_ENTRIES SUPPLIED_
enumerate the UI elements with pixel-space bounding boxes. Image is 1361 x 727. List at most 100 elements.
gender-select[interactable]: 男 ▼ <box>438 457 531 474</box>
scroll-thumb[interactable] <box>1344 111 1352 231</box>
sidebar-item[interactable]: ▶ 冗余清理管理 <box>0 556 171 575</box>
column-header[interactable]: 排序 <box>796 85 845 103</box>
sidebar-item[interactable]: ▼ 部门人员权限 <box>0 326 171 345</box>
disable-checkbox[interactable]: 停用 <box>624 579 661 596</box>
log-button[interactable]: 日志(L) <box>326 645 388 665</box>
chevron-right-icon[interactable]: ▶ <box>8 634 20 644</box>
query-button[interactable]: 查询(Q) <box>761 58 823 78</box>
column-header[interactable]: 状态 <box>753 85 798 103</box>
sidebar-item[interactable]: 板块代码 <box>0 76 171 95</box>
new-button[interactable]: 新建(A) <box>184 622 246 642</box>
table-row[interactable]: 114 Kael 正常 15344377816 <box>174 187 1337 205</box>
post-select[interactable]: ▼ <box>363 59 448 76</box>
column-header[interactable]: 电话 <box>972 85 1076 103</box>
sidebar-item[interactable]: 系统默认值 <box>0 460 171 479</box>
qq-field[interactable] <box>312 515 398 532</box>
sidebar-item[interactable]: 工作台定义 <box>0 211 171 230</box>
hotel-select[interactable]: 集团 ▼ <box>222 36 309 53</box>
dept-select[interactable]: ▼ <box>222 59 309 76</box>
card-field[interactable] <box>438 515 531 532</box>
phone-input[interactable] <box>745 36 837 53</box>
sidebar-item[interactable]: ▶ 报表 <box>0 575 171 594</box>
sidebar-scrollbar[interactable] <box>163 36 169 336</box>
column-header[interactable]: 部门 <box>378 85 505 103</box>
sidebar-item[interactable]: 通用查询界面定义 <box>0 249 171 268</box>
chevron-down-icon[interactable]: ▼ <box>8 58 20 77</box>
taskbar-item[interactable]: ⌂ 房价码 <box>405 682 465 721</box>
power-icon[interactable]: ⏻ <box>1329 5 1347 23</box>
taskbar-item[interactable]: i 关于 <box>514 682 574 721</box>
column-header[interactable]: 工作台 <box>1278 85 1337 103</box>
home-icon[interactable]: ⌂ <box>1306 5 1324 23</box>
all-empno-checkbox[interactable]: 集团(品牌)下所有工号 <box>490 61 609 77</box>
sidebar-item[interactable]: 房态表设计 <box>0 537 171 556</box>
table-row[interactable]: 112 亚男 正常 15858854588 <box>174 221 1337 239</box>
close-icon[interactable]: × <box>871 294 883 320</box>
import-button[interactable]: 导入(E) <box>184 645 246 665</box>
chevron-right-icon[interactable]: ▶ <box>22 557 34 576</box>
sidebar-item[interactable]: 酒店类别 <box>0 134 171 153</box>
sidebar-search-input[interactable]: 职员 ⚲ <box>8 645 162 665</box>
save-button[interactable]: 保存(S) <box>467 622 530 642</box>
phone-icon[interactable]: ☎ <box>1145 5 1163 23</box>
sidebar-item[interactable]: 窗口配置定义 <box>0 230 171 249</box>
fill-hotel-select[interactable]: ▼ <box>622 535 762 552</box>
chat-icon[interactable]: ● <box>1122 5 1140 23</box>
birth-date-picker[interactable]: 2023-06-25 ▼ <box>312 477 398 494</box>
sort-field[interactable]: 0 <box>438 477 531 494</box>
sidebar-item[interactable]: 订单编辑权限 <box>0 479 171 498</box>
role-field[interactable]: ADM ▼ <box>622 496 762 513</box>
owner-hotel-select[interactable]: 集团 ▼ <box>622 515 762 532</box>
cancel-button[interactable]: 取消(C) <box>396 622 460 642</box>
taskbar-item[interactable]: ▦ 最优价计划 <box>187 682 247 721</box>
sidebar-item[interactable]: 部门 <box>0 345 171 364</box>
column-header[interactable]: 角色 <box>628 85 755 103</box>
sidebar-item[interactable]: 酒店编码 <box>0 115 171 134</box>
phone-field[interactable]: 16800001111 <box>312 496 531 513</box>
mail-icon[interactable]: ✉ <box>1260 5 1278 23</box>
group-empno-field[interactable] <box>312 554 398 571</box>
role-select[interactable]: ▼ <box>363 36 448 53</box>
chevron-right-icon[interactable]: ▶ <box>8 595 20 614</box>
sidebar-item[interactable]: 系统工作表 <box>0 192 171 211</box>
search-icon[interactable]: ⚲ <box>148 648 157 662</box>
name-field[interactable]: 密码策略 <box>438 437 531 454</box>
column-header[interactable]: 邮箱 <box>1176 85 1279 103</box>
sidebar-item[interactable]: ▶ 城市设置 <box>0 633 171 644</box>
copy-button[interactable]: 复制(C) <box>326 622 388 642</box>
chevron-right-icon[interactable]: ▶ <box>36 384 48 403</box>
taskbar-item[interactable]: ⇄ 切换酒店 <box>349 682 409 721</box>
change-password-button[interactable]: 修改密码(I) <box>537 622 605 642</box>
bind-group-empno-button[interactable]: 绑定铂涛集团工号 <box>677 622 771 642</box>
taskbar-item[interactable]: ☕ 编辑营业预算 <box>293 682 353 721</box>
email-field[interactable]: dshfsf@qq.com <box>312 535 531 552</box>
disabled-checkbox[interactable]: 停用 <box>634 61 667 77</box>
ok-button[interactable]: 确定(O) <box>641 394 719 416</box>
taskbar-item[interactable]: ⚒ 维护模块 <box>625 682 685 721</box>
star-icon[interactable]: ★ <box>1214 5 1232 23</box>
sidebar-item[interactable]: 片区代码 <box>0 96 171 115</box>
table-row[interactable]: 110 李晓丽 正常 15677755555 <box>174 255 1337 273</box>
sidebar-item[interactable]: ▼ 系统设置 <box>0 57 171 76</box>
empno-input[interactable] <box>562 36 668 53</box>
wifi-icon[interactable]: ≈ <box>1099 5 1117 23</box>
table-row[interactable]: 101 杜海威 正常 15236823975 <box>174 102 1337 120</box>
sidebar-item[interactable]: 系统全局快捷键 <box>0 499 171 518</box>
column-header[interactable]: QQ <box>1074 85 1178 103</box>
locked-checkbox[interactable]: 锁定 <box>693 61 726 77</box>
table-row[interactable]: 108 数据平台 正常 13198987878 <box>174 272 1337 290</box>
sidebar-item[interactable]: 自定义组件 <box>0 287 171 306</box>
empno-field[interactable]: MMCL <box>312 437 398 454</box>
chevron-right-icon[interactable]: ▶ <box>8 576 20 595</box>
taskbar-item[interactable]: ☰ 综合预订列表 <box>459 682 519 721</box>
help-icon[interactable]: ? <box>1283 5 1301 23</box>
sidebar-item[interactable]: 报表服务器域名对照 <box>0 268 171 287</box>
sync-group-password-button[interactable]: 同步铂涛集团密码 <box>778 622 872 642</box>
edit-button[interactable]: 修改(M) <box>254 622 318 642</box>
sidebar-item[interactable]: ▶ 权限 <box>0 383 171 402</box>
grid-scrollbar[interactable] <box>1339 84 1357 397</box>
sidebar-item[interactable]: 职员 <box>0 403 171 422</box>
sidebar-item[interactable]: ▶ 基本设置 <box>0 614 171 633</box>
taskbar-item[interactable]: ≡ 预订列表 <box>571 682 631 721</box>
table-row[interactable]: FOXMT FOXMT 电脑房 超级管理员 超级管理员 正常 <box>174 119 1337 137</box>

_TASK PROMPT_
Write out the listing verbatim, from its first line down to the line containing "sidebar-item[interactable]: ▶ 冗余清理管理", including both of those lines.

_WRITTEN SOLUTION_
enumerate the UI elements with pixel-space bounding boxes. Image is 1361 x 727. List at most 100 elements.
gender-select[interactable]: 男 ▼ <box>438 457 531 474</box>
scroll-thumb[interactable] <box>1344 111 1352 231</box>
sidebar-item[interactable]: ▶ 冗余清理管理 <box>0 556 171 575</box>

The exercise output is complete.